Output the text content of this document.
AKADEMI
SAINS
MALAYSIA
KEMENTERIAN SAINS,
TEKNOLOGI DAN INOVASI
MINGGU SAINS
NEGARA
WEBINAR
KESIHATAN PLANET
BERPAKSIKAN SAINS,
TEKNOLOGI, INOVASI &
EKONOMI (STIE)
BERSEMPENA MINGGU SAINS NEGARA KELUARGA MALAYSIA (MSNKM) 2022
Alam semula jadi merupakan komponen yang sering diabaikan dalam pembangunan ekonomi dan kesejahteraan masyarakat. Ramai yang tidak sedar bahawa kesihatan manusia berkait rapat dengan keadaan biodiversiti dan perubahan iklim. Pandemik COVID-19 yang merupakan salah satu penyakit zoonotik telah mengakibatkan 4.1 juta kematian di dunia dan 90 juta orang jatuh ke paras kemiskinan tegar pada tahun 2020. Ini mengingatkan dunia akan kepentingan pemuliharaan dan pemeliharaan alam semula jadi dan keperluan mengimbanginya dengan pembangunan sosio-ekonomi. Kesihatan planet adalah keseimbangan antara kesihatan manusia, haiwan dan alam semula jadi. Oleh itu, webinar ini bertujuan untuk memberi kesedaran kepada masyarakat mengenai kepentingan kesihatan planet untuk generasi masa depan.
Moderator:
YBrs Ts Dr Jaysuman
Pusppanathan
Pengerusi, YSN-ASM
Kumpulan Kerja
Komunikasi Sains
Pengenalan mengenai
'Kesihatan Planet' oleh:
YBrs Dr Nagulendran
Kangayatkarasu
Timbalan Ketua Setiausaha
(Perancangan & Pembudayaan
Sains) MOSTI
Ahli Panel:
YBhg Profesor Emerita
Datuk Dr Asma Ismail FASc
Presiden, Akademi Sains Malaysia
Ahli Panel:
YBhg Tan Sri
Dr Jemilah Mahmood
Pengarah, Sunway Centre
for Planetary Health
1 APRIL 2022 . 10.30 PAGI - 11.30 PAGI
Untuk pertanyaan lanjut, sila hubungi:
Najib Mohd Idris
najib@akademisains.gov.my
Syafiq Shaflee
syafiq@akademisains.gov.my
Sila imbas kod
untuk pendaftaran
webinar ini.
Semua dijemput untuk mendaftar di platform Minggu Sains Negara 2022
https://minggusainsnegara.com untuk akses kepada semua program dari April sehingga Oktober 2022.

******************************

## Do this
Pull out all lines in the data above that include "INOVASI".

## Correct response
TEKNOLOGI DAN INOVASI
TEKNOLOGI, INOVASI &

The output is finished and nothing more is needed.